> _RECORD SET_:
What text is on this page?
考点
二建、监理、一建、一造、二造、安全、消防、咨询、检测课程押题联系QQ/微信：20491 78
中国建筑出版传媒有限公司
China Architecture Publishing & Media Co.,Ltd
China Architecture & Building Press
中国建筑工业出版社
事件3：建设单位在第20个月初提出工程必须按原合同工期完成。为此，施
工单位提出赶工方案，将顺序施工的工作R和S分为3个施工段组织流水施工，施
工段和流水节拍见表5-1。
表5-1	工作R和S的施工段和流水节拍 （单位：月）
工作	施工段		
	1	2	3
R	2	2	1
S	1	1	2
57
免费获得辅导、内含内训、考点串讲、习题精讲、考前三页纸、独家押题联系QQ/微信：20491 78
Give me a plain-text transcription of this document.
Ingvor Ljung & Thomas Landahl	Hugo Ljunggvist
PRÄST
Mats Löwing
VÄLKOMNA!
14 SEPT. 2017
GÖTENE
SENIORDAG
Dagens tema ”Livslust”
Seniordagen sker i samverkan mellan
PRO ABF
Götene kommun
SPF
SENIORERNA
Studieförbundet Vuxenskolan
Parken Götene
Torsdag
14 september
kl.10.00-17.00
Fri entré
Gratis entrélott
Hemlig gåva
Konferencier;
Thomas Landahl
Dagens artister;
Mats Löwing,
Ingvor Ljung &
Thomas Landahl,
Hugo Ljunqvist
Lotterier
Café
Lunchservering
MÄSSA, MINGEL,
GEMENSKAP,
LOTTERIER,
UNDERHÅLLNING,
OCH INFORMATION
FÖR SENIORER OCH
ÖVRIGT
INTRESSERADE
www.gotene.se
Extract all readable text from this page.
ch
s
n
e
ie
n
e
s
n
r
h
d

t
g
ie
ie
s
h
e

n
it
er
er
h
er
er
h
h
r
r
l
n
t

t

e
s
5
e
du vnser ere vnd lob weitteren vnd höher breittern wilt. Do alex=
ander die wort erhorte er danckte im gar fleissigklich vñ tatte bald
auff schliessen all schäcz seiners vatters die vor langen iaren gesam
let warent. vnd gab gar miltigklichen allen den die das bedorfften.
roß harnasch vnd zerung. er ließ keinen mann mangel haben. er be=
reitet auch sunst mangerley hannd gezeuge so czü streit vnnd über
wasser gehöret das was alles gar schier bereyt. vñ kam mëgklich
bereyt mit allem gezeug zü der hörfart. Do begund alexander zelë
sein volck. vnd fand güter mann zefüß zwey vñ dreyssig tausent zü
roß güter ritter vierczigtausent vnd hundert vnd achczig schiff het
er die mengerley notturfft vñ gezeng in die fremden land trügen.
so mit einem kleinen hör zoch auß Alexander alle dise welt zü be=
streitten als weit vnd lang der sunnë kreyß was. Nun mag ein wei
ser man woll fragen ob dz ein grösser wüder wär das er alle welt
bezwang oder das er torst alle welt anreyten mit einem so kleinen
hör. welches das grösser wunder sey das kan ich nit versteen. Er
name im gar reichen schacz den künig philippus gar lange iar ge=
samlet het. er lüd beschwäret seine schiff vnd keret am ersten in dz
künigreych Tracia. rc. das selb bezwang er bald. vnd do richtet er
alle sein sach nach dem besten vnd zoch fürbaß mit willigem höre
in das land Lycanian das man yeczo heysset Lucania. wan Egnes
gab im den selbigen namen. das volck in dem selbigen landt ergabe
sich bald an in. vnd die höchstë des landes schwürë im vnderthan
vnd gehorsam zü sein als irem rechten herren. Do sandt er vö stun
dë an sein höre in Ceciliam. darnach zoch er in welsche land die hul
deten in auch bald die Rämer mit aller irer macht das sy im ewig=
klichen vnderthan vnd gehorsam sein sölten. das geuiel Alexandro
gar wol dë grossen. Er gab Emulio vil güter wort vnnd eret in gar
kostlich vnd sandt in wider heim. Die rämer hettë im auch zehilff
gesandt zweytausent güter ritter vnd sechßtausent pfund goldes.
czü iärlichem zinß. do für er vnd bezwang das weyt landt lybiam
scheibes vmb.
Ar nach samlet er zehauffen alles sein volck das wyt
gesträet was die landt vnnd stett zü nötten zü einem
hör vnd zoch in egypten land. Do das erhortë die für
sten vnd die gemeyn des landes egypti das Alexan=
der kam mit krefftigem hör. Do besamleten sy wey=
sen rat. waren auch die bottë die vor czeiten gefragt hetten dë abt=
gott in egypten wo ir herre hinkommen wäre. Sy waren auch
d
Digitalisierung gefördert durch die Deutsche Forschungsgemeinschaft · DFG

> _WHAT THE EXERCISE ASKS_: In the entries above, find each line with the word "alles" and show it.

> _THE RESPONSE_:
wasser gehöret das was alles gar schier bereyt. vñ kam mëgklich
Ar nach samlet er zehauffen alles sein volck das wyt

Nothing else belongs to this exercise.